■ JOB: Give the number of lines in the records below that include "กการพ". Reply with that number alone.

---

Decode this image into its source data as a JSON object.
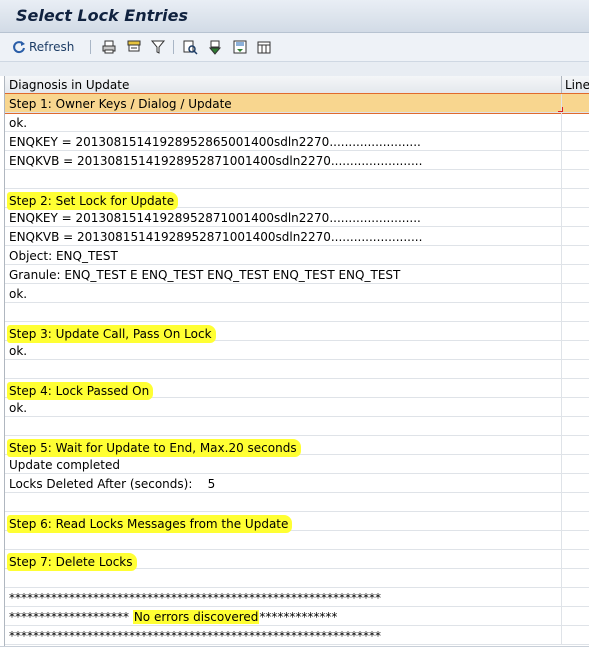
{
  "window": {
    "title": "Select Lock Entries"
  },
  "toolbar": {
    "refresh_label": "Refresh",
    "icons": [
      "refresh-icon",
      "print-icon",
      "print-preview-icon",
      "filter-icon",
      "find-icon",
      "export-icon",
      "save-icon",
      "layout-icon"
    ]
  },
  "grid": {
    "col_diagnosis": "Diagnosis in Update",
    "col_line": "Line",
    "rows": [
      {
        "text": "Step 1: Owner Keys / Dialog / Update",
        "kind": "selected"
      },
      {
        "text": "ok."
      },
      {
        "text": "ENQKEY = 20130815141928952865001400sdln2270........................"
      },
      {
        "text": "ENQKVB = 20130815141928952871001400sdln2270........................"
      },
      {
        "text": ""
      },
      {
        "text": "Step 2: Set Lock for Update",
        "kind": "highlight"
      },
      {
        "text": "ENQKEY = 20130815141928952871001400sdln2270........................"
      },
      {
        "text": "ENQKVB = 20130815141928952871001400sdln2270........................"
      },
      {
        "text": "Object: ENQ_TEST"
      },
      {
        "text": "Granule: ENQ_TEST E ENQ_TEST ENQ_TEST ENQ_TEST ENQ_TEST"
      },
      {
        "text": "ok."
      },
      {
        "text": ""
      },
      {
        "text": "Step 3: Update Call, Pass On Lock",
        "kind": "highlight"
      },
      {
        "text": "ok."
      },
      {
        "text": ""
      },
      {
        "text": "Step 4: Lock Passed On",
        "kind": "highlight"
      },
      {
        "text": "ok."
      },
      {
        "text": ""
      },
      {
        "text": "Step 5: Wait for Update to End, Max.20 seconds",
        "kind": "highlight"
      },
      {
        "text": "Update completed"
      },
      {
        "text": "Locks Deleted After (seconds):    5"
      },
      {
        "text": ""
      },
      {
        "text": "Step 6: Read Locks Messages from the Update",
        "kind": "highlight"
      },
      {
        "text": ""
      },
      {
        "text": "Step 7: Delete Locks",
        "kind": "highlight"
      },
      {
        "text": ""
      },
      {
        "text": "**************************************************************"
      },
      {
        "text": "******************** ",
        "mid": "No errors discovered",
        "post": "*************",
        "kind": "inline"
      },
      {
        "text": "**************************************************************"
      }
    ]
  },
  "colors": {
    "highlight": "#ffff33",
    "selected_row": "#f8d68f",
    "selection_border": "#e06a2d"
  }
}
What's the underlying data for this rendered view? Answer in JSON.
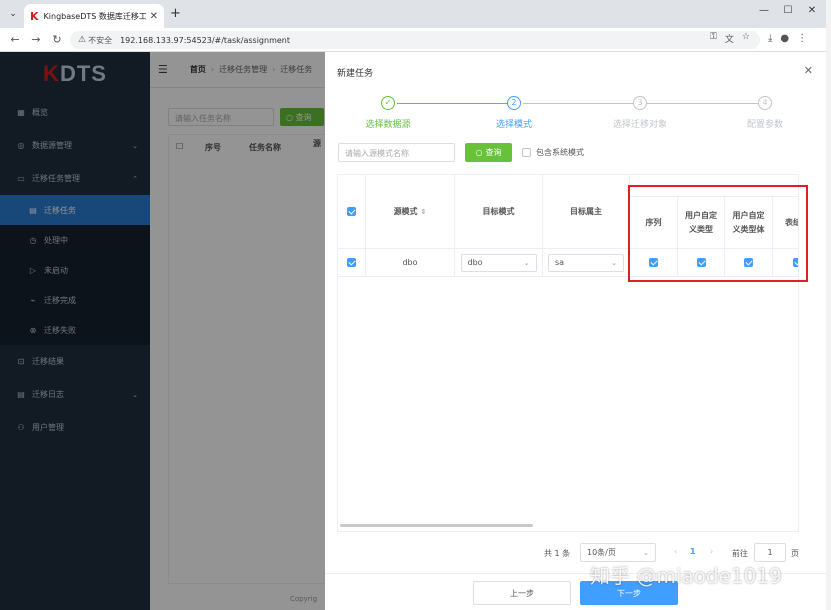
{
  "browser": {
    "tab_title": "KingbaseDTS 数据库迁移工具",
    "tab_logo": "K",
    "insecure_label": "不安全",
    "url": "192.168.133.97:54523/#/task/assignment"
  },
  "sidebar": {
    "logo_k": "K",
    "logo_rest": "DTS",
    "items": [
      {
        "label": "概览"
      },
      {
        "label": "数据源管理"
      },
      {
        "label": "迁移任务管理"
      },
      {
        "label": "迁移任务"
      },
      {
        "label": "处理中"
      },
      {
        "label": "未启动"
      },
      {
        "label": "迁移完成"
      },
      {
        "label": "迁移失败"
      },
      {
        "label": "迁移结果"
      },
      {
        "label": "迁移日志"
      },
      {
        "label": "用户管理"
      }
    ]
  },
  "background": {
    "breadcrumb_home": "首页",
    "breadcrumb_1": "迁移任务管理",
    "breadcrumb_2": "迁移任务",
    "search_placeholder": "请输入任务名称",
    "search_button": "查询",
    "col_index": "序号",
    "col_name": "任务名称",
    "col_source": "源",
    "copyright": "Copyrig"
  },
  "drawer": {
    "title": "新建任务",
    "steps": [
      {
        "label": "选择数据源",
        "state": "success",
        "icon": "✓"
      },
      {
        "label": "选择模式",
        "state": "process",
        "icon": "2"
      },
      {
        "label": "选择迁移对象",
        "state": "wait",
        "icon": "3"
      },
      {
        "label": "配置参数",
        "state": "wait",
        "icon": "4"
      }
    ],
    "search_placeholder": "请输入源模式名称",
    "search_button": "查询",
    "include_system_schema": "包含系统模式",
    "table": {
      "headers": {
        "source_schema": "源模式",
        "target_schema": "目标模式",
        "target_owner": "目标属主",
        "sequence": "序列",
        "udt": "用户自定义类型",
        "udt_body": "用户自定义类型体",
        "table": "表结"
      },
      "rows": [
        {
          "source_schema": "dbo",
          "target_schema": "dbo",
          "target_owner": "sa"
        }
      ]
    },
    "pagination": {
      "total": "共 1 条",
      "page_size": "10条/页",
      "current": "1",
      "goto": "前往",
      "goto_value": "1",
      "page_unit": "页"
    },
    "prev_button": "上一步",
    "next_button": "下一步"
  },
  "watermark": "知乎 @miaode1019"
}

---

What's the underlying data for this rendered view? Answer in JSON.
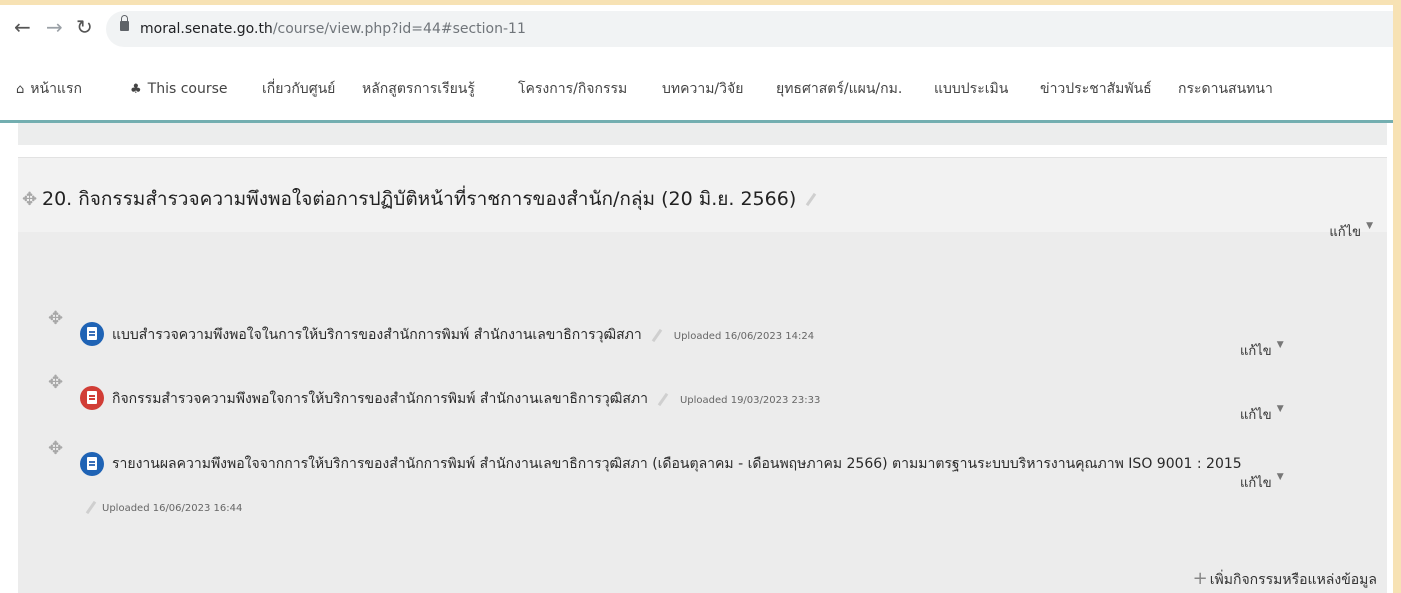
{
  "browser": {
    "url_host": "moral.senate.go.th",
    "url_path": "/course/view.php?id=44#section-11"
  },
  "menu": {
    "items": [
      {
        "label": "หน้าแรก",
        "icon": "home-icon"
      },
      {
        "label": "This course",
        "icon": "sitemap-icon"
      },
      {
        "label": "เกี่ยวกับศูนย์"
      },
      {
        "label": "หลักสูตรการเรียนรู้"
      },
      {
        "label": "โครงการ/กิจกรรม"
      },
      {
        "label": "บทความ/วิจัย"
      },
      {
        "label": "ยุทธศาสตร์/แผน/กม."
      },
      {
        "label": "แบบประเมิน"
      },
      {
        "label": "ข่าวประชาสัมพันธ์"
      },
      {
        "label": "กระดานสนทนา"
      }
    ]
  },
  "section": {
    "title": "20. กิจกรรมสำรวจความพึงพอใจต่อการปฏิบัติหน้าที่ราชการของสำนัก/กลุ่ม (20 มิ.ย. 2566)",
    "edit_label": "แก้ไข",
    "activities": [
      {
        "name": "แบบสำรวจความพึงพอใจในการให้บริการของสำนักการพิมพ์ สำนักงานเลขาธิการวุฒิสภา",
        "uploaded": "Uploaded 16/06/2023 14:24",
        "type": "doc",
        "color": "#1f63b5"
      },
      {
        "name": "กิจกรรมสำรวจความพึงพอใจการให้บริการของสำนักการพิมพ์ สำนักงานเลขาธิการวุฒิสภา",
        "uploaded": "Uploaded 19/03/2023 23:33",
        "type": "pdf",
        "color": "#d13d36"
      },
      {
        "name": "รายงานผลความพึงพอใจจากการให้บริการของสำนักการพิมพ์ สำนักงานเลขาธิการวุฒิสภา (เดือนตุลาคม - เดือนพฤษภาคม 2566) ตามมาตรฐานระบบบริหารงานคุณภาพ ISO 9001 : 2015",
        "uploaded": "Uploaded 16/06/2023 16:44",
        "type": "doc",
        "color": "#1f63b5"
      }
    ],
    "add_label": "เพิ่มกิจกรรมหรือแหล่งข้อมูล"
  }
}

---

■ EXERCISE RESULT: 3